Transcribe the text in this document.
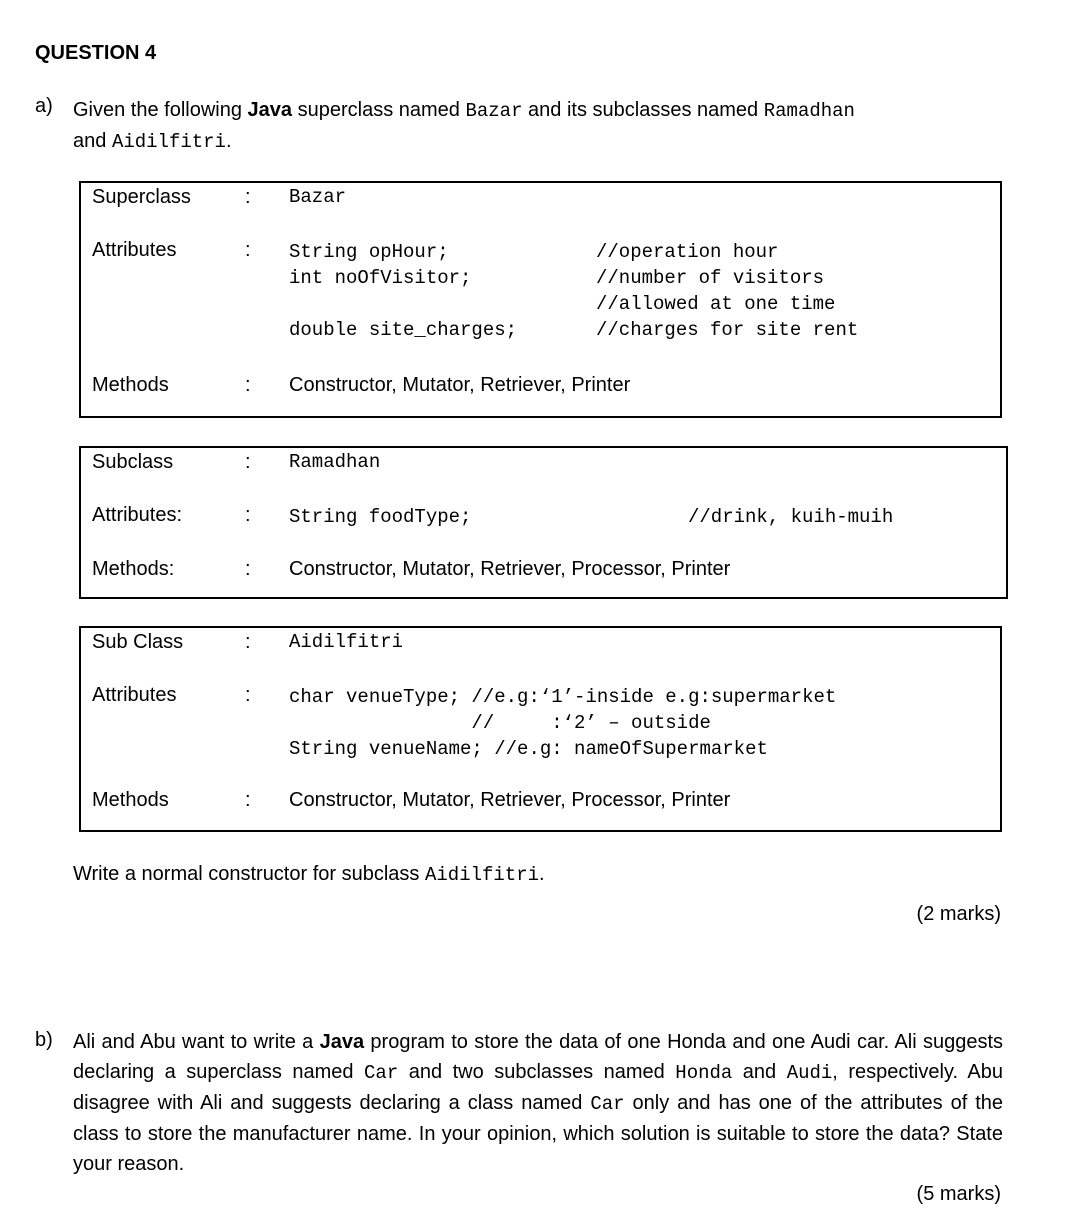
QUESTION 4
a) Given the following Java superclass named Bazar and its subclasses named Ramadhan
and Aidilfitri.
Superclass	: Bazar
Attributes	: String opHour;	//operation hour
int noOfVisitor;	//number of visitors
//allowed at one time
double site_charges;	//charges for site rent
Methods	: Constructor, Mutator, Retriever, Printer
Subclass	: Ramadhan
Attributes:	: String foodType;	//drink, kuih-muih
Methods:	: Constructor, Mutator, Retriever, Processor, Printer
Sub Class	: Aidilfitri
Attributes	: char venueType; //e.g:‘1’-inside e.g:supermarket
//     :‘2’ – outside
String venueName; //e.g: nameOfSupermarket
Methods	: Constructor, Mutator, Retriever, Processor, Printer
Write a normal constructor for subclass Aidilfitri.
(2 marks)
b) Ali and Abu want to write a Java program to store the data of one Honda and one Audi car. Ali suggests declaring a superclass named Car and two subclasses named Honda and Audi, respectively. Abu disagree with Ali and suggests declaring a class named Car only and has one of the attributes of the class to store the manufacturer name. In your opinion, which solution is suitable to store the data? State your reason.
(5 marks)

┄┄┄┄┄┄┄┄┄┄┄┄┄┄┄┄┄┄┄┄

> [THE TASK] List all lines above in which the string "Methods" appears.

> [RESPONSE TO THE TASK]
Methods	: Constructor, Mutator, Retriever, Printer
Methods:	: Constructor, Mutator, Retriever, Processor, Printer
Methods	: Constructor, Mutator, Retriever, Processor, Printer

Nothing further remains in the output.